======== RAW RECORDS

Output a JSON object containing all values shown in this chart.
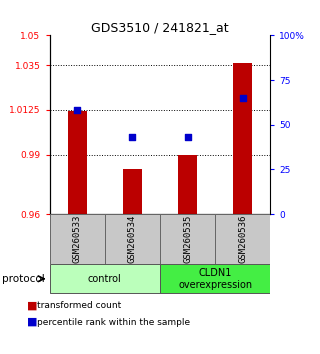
{
  "title": "GDS3510 / 241821_at",
  "samples": [
    "GSM260533",
    "GSM260534",
    "GSM260535",
    "GSM260536"
  ],
  "bar_baseline": 0.96,
  "bar_tops": [
    1.012,
    0.9825,
    0.99,
    1.036
  ],
  "percentile_values": [
    0.58,
    0.43,
    0.43,
    0.65
  ],
  "ylim_left": [
    0.96,
    1.05
  ],
  "ylim_right": [
    0.0,
    1.0
  ],
  "yticks_left": [
    0.96,
    0.99,
    1.0125,
    1.035,
    1.05
  ],
  "ytick_labels_left": [
    "0.96",
    "0.99",
    "1.0125",
    "1.035",
    "1.05"
  ],
  "yticks_right": [
    0.0,
    0.25,
    0.5,
    0.75,
    1.0
  ],
  "ytick_labels_right": [
    "0",
    "25",
    "50",
    "75",
    "100%"
  ],
  "bar_color": "#bb0000",
  "dot_color": "#0000cc",
  "grid_yticks": [
    0.99,
    1.0125,
    1.035
  ],
  "groups": [
    {
      "label": "control",
      "samples": [
        0,
        1
      ],
      "color": "#bbffbb"
    },
    {
      "label": "CLDN1\noverexpression",
      "samples": [
        2,
        3
      ],
      "color": "#44ee44"
    }
  ],
  "protocol_label": "protocol",
  "legend_items": [
    {
      "color": "#bb0000",
      "label": "transformed count"
    },
    {
      "color": "#0000cc",
      "label": "percentile rank within the sample"
    }
  ],
  "bar_width": 0.35,
  "sample_box_color": "#c8c8c8",
  "background_color": "#ffffff"
}
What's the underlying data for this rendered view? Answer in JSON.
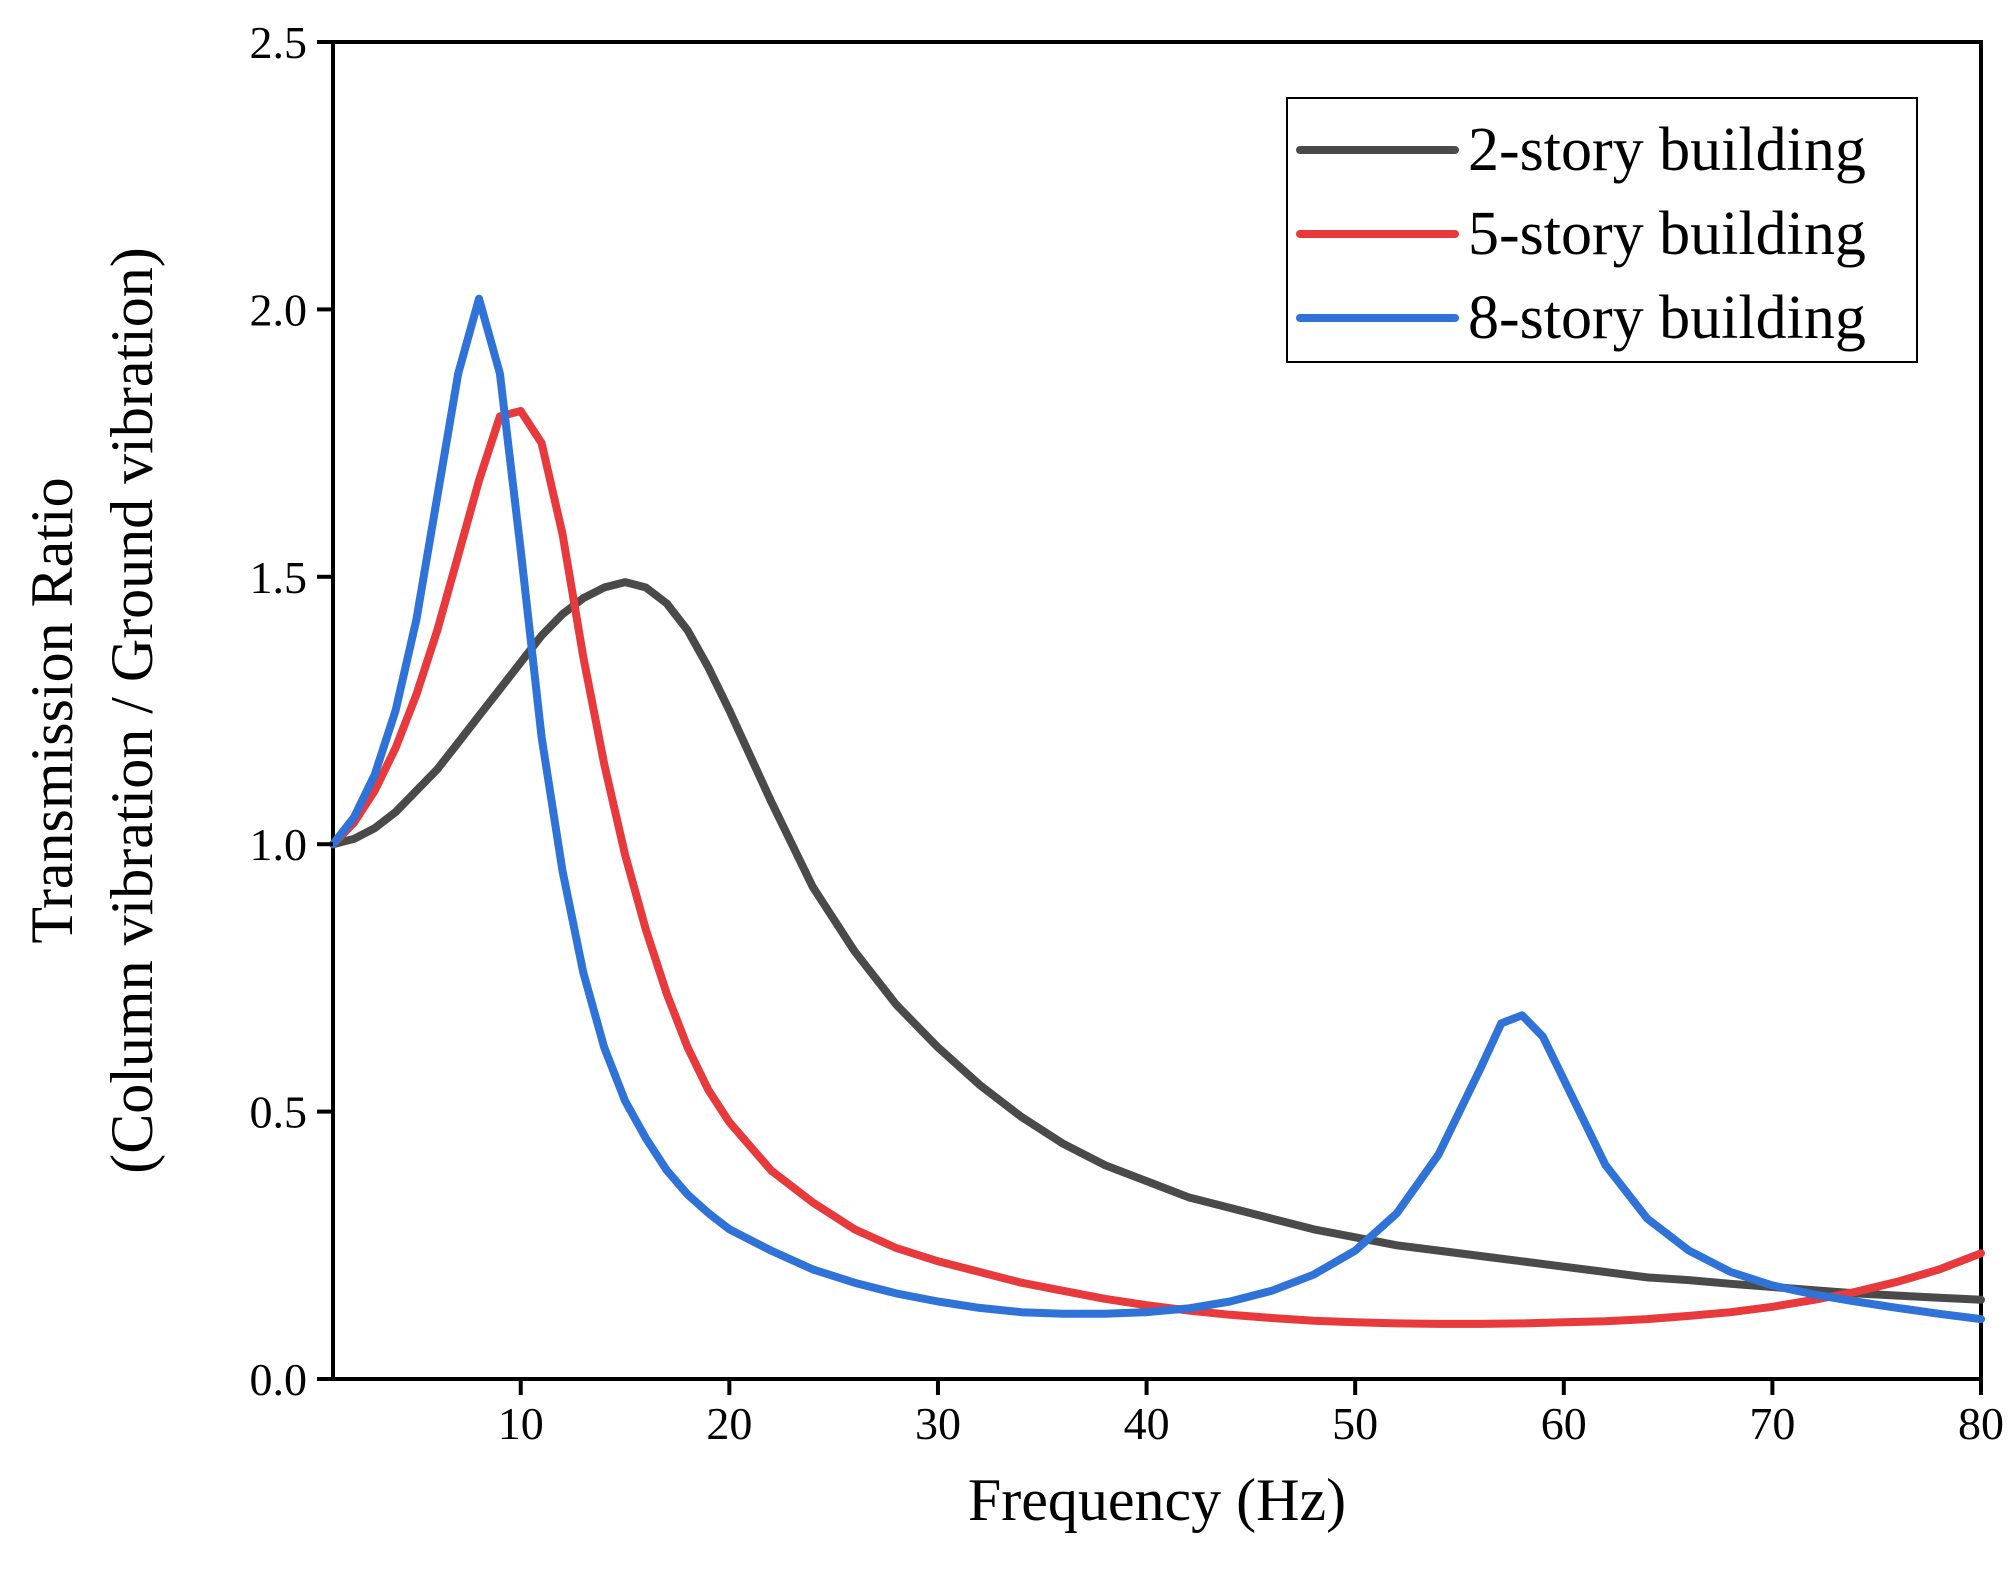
{
  "chart_data": {
    "type": "line",
    "title": "",
    "xlabel": "Frequency (Hz)",
    "ylabel_line1": "Transmission Ratio",
    "ylabel_line2": "(Column vibration / Ground vibration)",
    "xlim": [
      1,
      80
    ],
    "ylim": [
      0,
      2.5
    ],
    "xticks": [
      10,
      20,
      30,
      40,
      50,
      60,
      70,
      80
    ],
    "xtick_labels": [
      "10",
      "20",
      "30",
      "40",
      "50",
      "60",
      "70",
      "80"
    ],
    "yticks": [
      0,
      0.5,
      1.0,
      1.5,
      2.0,
      2.5
    ],
    "ytick_labels": [
      "0.0",
      "0.5",
      "1.0",
      "1.5",
      "2.0",
      "2.5"
    ],
    "grid": false,
    "legend_position": "top-right",
    "series": [
      {
        "name": "2-story building",
        "color": "#4a4a4a",
        "x": [
          1,
          2,
          3,
          4,
          5,
          6,
          7,
          8,
          9,
          10,
          11,
          12,
          13,
          14,
          15,
          16,
          17,
          18,
          19,
          20,
          22,
          24,
          26,
          28,
          30,
          32,
          34,
          36,
          38,
          40,
          42,
          44,
          46,
          48,
          50,
          52,
          54,
          56,
          58,
          60,
          62,
          64,
          66,
          68,
          70,
          72,
          74,
          76,
          78,
          80
        ],
        "y": [
          1.0,
          1.01,
          1.03,
          1.06,
          1.1,
          1.14,
          1.19,
          1.24,
          1.29,
          1.34,
          1.39,
          1.43,
          1.46,
          1.48,
          1.49,
          1.48,
          1.45,
          1.4,
          1.33,
          1.25,
          1.08,
          0.92,
          0.8,
          0.7,
          0.62,
          0.55,
          0.49,
          0.44,
          0.4,
          0.37,
          0.34,
          0.32,
          0.3,
          0.28,
          0.265,
          0.25,
          0.24,
          0.23,
          0.22,
          0.21,
          0.2,
          0.19,
          0.185,
          0.178,
          0.172,
          0.166,
          0.16,
          0.156,
          0.152,
          0.148
        ]
      },
      {
        "name": "5-story building",
        "color": "#e8393c",
        "x": [
          1,
          2,
          3,
          4,
          5,
          6,
          7,
          8,
          9,
          10,
          11,
          12,
          13,
          14,
          15,
          16,
          17,
          18,
          19,
          20,
          22,
          24,
          26,
          28,
          30,
          32,
          34,
          36,
          38,
          40,
          42,
          44,
          46,
          48,
          50,
          52,
          54,
          56,
          58,
          60,
          62,
          64,
          66,
          68,
          70,
          72,
          74,
          76,
          78,
          80
        ],
        "y": [
          1.0,
          1.04,
          1.1,
          1.18,
          1.28,
          1.4,
          1.54,
          1.68,
          1.8,
          1.81,
          1.75,
          1.58,
          1.35,
          1.15,
          0.98,
          0.84,
          0.72,
          0.62,
          0.54,
          0.48,
          0.39,
          0.33,
          0.28,
          0.245,
          0.22,
          0.2,
          0.18,
          0.165,
          0.15,
          0.138,
          0.128,
          0.12,
          0.114,
          0.109,
          0.106,
          0.104,
          0.103,
          0.103,
          0.104,
          0.106,
          0.108,
          0.112,
          0.118,
          0.125,
          0.135,
          0.148,
          0.163,
          0.182,
          0.205,
          0.235
        ]
      },
      {
        "name": "8-story building",
        "color": "#2f73d8",
        "x": [
          1,
          2,
          3,
          4,
          5,
          6,
          7,
          8,
          9,
          10,
          11,
          12,
          13,
          14,
          15,
          16,
          17,
          18,
          19,
          20,
          22,
          24,
          26,
          28,
          30,
          32,
          34,
          36,
          38,
          40,
          42,
          44,
          46,
          48,
          50,
          52,
          54,
          56,
          57,
          58,
          59,
          60,
          62,
          64,
          66,
          68,
          70,
          72,
          74,
          76,
          78,
          80
        ],
        "y": [
          1.0,
          1.05,
          1.13,
          1.25,
          1.42,
          1.65,
          1.88,
          2.02,
          1.88,
          1.55,
          1.2,
          0.95,
          0.76,
          0.62,
          0.52,
          0.45,
          0.39,
          0.345,
          0.31,
          0.28,
          0.24,
          0.205,
          0.18,
          0.16,
          0.145,
          0.133,
          0.125,
          0.122,
          0.122,
          0.125,
          0.132,
          0.145,
          0.165,
          0.195,
          0.24,
          0.31,
          0.42,
          0.58,
          0.665,
          0.68,
          0.64,
          0.56,
          0.4,
          0.3,
          0.24,
          0.2,
          0.175,
          0.158,
          0.145,
          0.133,
          0.122,
          0.112
        ]
      }
    ]
  }
}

================

Your task is to repeat the data above exactly while excluding the pictures.

Output a JSON object containing all values shown in this chart.
{
  "title": "GDS3510 / 241821_at",
  "samples": [
    "GSM260533",
    "GSM260534",
    "GSM260535",
    "GSM260536"
  ],
  "bar_baseline": 0.96,
  "bar_tops": [
    1.012,
    0.9825,
    0.99,
    1.036
  ],
  "percentile_values": [
    0.58,
    0.43,
    0.43,
    0.65
  ],
  "ylim_left": [
    0.96,
    1.05
  ],
  "ylim_right": [
    0.0,
    1.0
  ],
  "yticks_left": [
    0.96,
    0.99,
    1.0125,
    1.035,
    1.05
  ],
  "ytick_labels_left": [
    "0.96",
    "0.99",
    "1.0125",
    "1.035",
    "1.05"
  ],
  "yticks_right": [
    0.0,
    0.25,
    0.5,
    0.75,
    1.0
  ],
  "ytick_labels_right": [
    "0",
    "25",
    "50",
    "75",
    "100%"
  ],
  "bar_color": "#bb0000",
  "dot_color": "#0000cc",
  "grid_yticks": [
    0.99,
    1.0125,
    1.035
  ],
  "groups": [
    {
      "label": "control",
      "samples": [
        0,
        1
      ],
      "color": "#bbffbb"
    },
    {
      "label": "CLDN1\noverexpression",
      "samples": [
        2,
        3
      ],
      "color": "#44ee44"
    }
  ],
  "protocol_label": "protocol",
  "legend_items": [
    {
      "color": "#bb0000",
      "label": "transformed count"
    },
    {
      "color": "#0000cc",
      "label": "percentile rank within the sample"
    }
  ],
  "bar_width": 0.35,
  "sample_box_color": "#c8c8c8",
  "background_color": "#ffffff"
}
What's the underlying data for this rendered view? Answer in JSON.
{
  "chart_data": {
    "type": "line",
    "title": "",
    "xlabel": "Frequency (Hz)",
    "ylabel_line1": "Transmission Ratio",
    "ylabel_line2": "(Column vibration / Ground vibration)",
    "xlim": [
      1,
      80
    ],
    "ylim": [
      0,
      2.5
    ],
    "xticks": [
      10,
      20,
      30,
      40,
      50,
      60,
      70,
      80
    ],
    "xtick_labels": [
      "10",
      "20",
      "30",
      "40",
      "50",
      "60",
      "70",
      "80"
    ],
    "yticks": [
      0,
      0.5,
      1.0,
      1.5,
      2.0,
      2.5
    ],
    "ytick_labels": [
      "0.0",
      "0.5",
      "1.0",
      "1.5",
      "2.0",
      "2.5"
    ],
    "grid": false,
    "legend_position": "top-right",
    "series": [
      {
        "name": "2-story building",
        "color": "#4a4a4a",
        "x": [
          1,
          2,
          3,
          4,
          5,
          6,
          7,
          8,
          9,
          10,
          11,
          12,
          13,
          14,
          15,
          16,
          17,
          18,
          19,
          20,
          22,
          24,
          26,
          28,
          30,
          32,
          34,
          36,
          38,
          40,
          42,
          44,
          46,
          48,
          50,
          52,
          54,
          56,
          58,
          60,
          62,
          64,
          66,
          68,
          70,
          72,
          74,
          76,
          78,
          80
        ],
        "y": [
          1.0,
          1.01,
          1.03,
          1.06,
          1.1,
          1.14,
          1.19,
          1.24,
          1.29,
          1.34,
          1.39,
          1.43,
          1.46,
          1.48,
          1.49,
          1.48,
          1.45,
          1.4,
          1.33,
          1.25,
          1.08,
          0.92,
          0.8,
          0.7,
          0.62,
          0.55,
          0.49,
          0.44,
          0.4,
          0.37,
          0.34,
          0.32,
          0.3,
          0.28,
          0.265,
          0.25,
          0.24,
          0.23,
          0.22,
          0.21,
          0.2,
          0.19,
          0.185,
          0.178,
          0.172,
          0.166,
          0.16,
          0.156,
          0.152,
          0.148
        ]
      },
      {
        "name": "5-story building",
        "color": "#e8393c",
        "x": [
          1,
          2,
          3,
          4,
          5,
          6,
          7,
          8,
          9,
          10,
          11,
          12,
          13,
          14,
          15,
          16,
          17,
          18,
          19,
          20,
          22,
          24,
          26,
          28,
          30,
          32,
          34,
          36,
          38,
          40,
          42,
          44,
          46,
          48,
          50,
          52,
          54,
          56,
          58,
          60,
          62,
          64,
          66,
          68,
          70,
          72,
          74,
          76,
          78,
          80
        ],
        "y": [
          1.0,
          1.04,
          1.1,
          1.18,
          1.28,
          1.4,
          1.54,
          1.68,
          1.8,
          1.81,
          1.75,
          1.58,
          1.35,
          1.15,
          0.98,
          0.84,
          0.72,
          0.62,
          0.54,
          0.48,
          0.39,
          0.33,
          0.28,
          0.245,
          0.22,
          0.2,
          0.18,
          0.165,
          0.15,
          0.138,
          0.128,
          0.12,
          0.114,
          0.109,
          0.106,
          0.104,
          0.103,
          0.103,
          0.104,
          0.106,
          0.108,
          0.112,
          0.118,
          0.125,
          0.135,
          0.148,
          0.163,
          0.182,
          0.205,
          0.235
        ]
      },
      {
        "name": "8-story building",
        "color": "#2f73d8",
        "x": [
          1,
          2,
          3,
          4,
          5,
          6,
          7,
          8,
          9,
          10,
          11,
          12,
          13,
          14,
          15,
          16,
          17,
          18,
          19,
          20,
          22,
          24,
          26,
          28,
          30,
          32,
          34,
          36,
          38,
          40,
          42,
          44,
          46,
          48,
          50,
          52,
          54,
          56,
          57,
          58,
          59,
          60,
          62,
          64,
          66,
          68,
          70,
          72,
          74,
          76,
          78,
          80
        ],
        "y": [
          1.0,
          1.05,
          1.13,
          1.25,
          1.42,
          1.65,
          1.88,
          2.02,
          1.88,
          1.55,
          1.2,
          0.95,
          0.76,
          0.62,
          0.52,
          0.45,
          0.39,
          0.345,
          0.31,
          0.28,
          0.24,
          0.205,
          0.18,
          0.16,
          0.145,
          0.133,
          0.125,
          0.122,
          0.122,
          0.125,
          0.132,
          0.145,
          0.165,
          0.195,
          0.24,
          0.31,
          0.42,
          0.58,
          0.665,
          0.68,
          0.64,
          0.56,
          0.4,
          0.3,
          0.24,
          0.2,
          0.175,
          0.158,
          0.145,
          0.133,
          0.122,
          0.112
        ]
      }
    ]
  }
}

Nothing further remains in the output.